Exercise details: Set down each record exactly as written.
-- Begin --
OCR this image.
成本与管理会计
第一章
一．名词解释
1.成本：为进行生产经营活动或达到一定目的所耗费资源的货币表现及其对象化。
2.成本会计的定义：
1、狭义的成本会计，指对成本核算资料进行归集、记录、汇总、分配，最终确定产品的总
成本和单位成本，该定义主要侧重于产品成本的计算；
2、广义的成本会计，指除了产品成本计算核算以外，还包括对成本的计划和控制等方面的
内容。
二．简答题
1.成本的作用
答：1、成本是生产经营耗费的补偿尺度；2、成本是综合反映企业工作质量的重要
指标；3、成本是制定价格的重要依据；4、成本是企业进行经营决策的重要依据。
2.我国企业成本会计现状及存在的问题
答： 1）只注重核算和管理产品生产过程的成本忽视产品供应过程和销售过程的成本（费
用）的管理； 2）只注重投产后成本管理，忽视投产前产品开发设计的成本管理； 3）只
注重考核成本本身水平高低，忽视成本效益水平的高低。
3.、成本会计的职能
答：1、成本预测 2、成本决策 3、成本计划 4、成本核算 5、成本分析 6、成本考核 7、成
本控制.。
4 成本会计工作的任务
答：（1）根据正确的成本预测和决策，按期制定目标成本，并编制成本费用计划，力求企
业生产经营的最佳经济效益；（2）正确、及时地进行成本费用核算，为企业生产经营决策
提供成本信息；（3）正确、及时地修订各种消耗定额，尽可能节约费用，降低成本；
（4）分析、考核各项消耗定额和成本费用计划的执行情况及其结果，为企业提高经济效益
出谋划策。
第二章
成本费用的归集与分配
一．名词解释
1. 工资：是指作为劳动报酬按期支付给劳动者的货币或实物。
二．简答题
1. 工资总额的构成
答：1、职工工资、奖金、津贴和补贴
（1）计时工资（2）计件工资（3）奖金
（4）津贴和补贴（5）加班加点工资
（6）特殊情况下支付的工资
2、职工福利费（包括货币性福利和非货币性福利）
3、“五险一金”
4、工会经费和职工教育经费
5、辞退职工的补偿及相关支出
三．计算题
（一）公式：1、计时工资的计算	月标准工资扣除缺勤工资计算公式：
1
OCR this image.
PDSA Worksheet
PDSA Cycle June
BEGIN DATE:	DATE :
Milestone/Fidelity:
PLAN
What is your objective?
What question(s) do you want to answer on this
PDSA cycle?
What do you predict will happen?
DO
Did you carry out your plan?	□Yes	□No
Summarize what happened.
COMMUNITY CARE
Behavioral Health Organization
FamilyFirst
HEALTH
-- End --
Result of this task:
OCR this image.
成本与管理会计
第一章
一．名词解释
1.成本：为进行生产经营活动或达到一定目的所耗费资源的货币表现及其对象化。
2.成本会计的定义：
1、狭义的成本会计，指对成本核算资料进行归集、记录、汇总、分配，最终确定产品的总
成本和单位成本，该定义主要侧重于产品成本的计算；
2、广义的成本会计，指除了产品成本计算核算以外，还包括对成本的计划和控制等方面的
内容。
二．简答题
1.成本的作用
答：1、成本是生产经营耗费的补偿尺度；2、成本是综合反映企业工作质量的重要
指标；3、成本是制定价格的重要依据；4、成本是企业进行经营决策的重要依据。
2.我国企业成本会计现状及存在的问题
答： 1）只注重核算和管理产品生产过程的成本忽视产品供应过程和销售过程的成本（费
用）的管理； 2）只注重投产后成本管理，忽视投产前产品开发设计的成本管理； 3）只
注重考核成本本身水平高低，忽视成本效益水平的高低。
3.、成本会计的职能
答：1、成本预测 2、成本决策 3、成本计划 4、成本核算 5、成本分析 6、成本考核 7、成
本控制.。
4 成本会计工作的任务
答：（1）根据正确的成本预测和决策，按期制定目标成本，并编制成本费用计划，力求企
业生产经营的最佳经济效益；（2）正确、及时地进行成本费用核算，为企业生产经营决策
提供成本信息；（3）正确、及时地修订各种消耗定额，尽可能节约费用，降低成本；
（4）分析、考核各项消耗定额和成本费用计划的执行情况及其结果，为企业提高经济效益
出谋划策。
第二章
成本费用的归集与分配
一．名词解释
1. 工资：是指作为劳动报酬按期支付给劳动者的货币或实物。
二．简答题
1. 工资总额的构成
答：1、职工工资、奖金、津贴和补贴
（1）计时工资（2）计件工资（3）奖金
（4）津贴和补贴（5）加班加点工资
（6）特殊情况下支付的工资
2、职工福利费（包括货币性福利和非货币性福利）
3、“五险一金”
4、工会经费和职工教育经费
5、辞退职工的补偿及相关支出
三．计算题
（一）公式：1、计时工资的计算	月标准工资扣除缺勤工资计算公式：
1
OCR this image.
PDSA Worksheet
PDSA Cycle June
BEGIN DATE:	DATE :
Milestone/Fidelity:
PLAN
What is your objective?
What question(s) do you want to answer on this
PDSA cycle?
What do you predict will happen?
DO
Did you carry out your plan?	□Yes	□No
Summarize what happened.
COMMUNITY CARE
Behavioral Health Organization
FamilyFirst
HEALTH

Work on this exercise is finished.